* **INPUT MATERIAL**:
%%

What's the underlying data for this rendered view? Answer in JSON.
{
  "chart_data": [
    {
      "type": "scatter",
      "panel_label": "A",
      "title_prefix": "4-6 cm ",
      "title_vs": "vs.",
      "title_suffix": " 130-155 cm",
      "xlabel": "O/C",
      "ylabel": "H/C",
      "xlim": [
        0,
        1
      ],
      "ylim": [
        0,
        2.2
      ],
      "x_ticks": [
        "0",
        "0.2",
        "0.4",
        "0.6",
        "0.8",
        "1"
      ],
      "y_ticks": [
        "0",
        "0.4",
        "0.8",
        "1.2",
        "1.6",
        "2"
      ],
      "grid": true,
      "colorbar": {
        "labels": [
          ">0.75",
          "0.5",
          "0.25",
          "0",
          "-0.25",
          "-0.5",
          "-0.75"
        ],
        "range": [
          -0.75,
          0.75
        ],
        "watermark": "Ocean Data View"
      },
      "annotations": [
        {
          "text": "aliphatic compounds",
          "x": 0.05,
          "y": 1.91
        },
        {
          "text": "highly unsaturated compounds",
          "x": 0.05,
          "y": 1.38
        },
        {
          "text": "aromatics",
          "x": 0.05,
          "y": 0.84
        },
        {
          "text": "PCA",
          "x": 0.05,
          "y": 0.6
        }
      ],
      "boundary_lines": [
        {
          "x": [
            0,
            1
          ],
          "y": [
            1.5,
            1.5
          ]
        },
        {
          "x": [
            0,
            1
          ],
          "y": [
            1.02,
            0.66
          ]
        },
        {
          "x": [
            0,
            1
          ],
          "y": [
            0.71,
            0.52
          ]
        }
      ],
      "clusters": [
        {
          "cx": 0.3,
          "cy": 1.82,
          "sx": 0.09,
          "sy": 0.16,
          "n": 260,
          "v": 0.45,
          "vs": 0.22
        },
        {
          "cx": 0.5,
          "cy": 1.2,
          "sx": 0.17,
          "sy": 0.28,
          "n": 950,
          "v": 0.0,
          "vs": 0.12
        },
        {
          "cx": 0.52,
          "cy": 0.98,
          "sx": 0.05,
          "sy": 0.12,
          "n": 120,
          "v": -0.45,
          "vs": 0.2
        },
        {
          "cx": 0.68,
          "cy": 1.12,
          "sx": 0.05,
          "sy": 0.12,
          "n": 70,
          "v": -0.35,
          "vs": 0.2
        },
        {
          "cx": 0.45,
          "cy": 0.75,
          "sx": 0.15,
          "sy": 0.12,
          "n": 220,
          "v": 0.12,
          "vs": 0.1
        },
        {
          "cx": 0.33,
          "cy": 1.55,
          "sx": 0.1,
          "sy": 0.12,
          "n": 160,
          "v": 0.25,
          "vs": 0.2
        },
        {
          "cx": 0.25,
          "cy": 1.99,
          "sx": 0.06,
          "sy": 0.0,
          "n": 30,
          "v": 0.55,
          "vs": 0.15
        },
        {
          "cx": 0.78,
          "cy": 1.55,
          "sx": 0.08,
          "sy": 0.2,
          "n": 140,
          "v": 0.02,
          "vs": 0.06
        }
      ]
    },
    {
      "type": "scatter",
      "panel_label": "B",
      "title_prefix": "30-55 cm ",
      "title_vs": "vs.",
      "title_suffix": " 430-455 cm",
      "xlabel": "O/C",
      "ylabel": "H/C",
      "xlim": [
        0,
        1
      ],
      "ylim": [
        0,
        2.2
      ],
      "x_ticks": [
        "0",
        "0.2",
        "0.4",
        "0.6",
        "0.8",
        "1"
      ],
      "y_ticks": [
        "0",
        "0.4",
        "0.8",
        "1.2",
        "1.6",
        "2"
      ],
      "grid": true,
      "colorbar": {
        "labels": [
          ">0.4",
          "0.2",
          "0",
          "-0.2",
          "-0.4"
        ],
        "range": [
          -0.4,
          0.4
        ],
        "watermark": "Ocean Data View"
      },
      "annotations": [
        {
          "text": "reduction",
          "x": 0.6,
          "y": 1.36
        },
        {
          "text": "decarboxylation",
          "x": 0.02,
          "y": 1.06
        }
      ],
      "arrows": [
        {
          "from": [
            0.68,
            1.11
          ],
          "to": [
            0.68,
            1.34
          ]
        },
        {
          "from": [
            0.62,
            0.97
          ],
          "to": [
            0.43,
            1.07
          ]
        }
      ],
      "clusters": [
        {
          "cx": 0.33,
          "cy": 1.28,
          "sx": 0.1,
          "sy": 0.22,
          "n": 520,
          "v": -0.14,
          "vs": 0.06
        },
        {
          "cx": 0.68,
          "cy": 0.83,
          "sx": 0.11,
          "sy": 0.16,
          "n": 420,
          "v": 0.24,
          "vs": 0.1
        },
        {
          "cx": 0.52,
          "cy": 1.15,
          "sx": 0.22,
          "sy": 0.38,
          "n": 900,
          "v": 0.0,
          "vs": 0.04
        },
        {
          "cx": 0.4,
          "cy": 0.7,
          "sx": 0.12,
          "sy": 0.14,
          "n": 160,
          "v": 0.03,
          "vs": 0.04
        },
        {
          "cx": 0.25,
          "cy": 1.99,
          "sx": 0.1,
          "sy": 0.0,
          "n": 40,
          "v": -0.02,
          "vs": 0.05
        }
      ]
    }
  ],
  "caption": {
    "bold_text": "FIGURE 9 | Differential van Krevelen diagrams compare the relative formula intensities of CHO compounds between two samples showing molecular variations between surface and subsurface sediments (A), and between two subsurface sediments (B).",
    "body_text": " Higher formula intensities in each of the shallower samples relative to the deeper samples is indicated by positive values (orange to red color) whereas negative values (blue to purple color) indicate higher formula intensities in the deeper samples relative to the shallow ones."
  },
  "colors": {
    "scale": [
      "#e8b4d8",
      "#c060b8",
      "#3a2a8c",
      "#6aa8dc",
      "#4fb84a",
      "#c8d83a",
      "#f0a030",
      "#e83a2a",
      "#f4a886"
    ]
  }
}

%%

* **WHAT THE TASK ASKS**:
Copy all of the material word for word.

* **EXPECTED OUTPUT**:
What's the underlying data for this rendered view? Answer in JSON.
{
  "chart_data": [
    {
      "type": "scatter",
      "panel_label": "A",
      "title_prefix": "4-6 cm ",
      "title_vs": "vs.",
      "title_suffix": " 130-155 cm",
      "xlabel": "O/C",
      "ylabel": "H/C",
      "xlim": [
        0,
        1
      ],
      "ylim": [
        0,
        2.2
      ],
      "x_ticks": [
        "0",
        "0.2",
        "0.4",
        "0.6",
        "0.8",
        "1"
      ],
      "y_ticks": [
        "0",
        "0.4",
        "0.8",
        "1.2",
        "1.6",
        "2"
      ],
      "grid": true,
      "colorbar": {
        "labels": [
          ">0.75",
          "0.5",
          "0.25",
          "0",
          "-0.25",
          "-0.5",
          "-0.75"
        ],
        "range": [
          -0.75,
          0.75
        ],
        "watermark": "Ocean Data View"
      },
      "annotations": [
        {
          "text": "aliphatic compounds",
          "x": 0.05,
          "y": 1.91
        },
        {
          "text": "highly unsaturated compounds",
          "x": 0.05,
          "y": 1.38
        },
        {
          "text": "aromatics",
          "x": 0.05,
          "y": 0.84
        },
        {
          "text": "PCA",
          "x": 0.05,
          "y": 0.6
        }
      ],
      "boundary_lines": [
        {
          "x": [
            0,
            1
          ],
          "y": [
            1.5,
            1.5
          ]
        },
        {
          "x": [
            0,
            1
          ],
          "y": [
            1.02,
            0.66
          ]
        },
        {
          "x": [
            0,
            1
          ],
          "y": [
            0.71,
            0.52
          ]
        }
      ],
      "clusters": [
        {
          "cx": 0.3,
          "cy": 1.82,
          "sx": 0.09,
          "sy": 0.16,
          "n": 260,
          "v": 0.45,
          "vs": 0.22
        },
        {
          "cx": 0.5,
          "cy": 1.2,
          "sx": 0.17,
          "sy": 0.28,
          "n": 950,
          "v": 0.0,
          "vs": 0.12
        },
        {
          "cx": 0.52,
          "cy": 0.98,
          "sx": 0.05,
          "sy": 0.12,
          "n": 120,
          "v": -0.45,
          "vs": 0.2
        },
        {
          "cx": 0.68,
          "cy": 1.12,
          "sx": 0.05,
          "sy": 0.12,
          "n": 70,
          "v": -0.35,
          "vs": 0.2
        },
        {
          "cx": 0.45,
          "cy": 0.75,
          "sx": 0.15,
          "sy": 0.12,
          "n": 220,
          "v": 0.12,
          "vs": 0.1
        },
        {
          "cx": 0.33,
          "cy": 1.55,
          "sx": 0.1,
          "sy": 0.12,
          "n": 160,
          "v": 0.25,
          "vs": 0.2
        },
        {
          "cx": 0.25,
          "cy": 1.99,
          "sx": 0.06,
          "sy": 0.0,
          "n": 30,
          "v": 0.55,
          "vs": 0.15
        },
        {
          "cx": 0.78,
          "cy": 1.55,
          "sx": 0.08,
          "sy": 0.2,
          "n": 140,
          "v": 0.02,
          "vs": 0.06
        }
      ]
    },
    {
      "type": "scatter",
      "panel_label": "B",
      "title_prefix": "30-55 cm ",
      "title_vs": "vs.",
      "title_suffix": " 430-455 cm",
      "xlabel": "O/C",
      "ylabel": "H/C",
      "xlim": [
        0,
        1
      ],
      "ylim": [
        0,
        2.2
      ],
      "x_ticks": [
        "0",
        "0.2",
        "0.4",
        "0.6",
        "0.8",
        "1"
      ],
      "y_ticks": [
        "0",
        "0.4",
        "0.8",
        "1.2",
        "1.6",
        "2"
      ],
      "grid": true,
      "colorbar": {
        "labels": [
          ">0.4",
          "0.2",
          "0",
          "-0.2",
          "-0.4"
        ],
        "range": [
          -0.4,
          0.4
        ],
        "watermark": "Ocean Data View"
      },
      "annotations": [
        {
          "text": "reduction",
          "x": 0.6,
          "y": 1.36
        },
        {
          "text": "decarboxylation",
          "x": 0.02,
          "y": 1.06
        }
      ],
      "arrows": [
        {
          "from": [
            0.68,
            1.11
          ],
          "to": [
            0.68,
            1.34
          ]
        },
        {
          "from": [
            0.62,
            0.97
          ],
          "to": [
            0.43,
            1.07
          ]
        }
      ],
      "clusters": [
        {
          "cx": 0.33,
          "cy": 1.28,
          "sx": 0.1,
          "sy": 0.22,
          "n": 520,
          "v": -0.14,
          "vs": 0.06
        },
        {
          "cx": 0.68,
          "cy": 0.83,
          "sx": 0.11,
          "sy": 0.16,
          "n": 420,
          "v": 0.24,
          "vs": 0.1
        },
        {
          "cx": 0.52,
          "cy": 1.15,
          "sx": 0.22,
          "sy": 0.38,
          "n": 900,
          "v": 0.0,
          "vs": 0.04
        },
        {
          "cx": 0.4,
          "cy": 0.7,
          "sx": 0.12,
          "sy": 0.14,
          "n": 160,
          "v": 0.03,
          "vs": 0.04
        },
        {
          "cx": 0.25,
          "cy": 1.99,
          "sx": 0.1,
          "sy": 0.0,
          "n": 40,
          "v": -0.02,
          "vs": 0.05
        }
      ]
    }
  ],
  "caption": {
    "bold_text": "FIGURE 9 | Differential van Krevelen diagrams compare the relative formula intensities of CHO compounds between two samples showing molecular variations between surface and subsurface sediments (A), and between two subsurface sediments (B).",
    "body_text": " Higher formula intensities in each of the shallower samples relative to the deeper samples is indicated by positive values (orange to red color) whereas negative values (blue to purple color) indicate higher formula intensities in the deeper samples relative to the shallow ones."
  },
  "colors": {
    "scale": [
      "#e8b4d8",
      "#c060b8",
      "#3a2a8c",
      "#6aa8dc",
      "#4fb84a",
      "#c8d83a",
      "#f0a030",
      "#e83a2a",
      "#f4a886"
    ]
  }
}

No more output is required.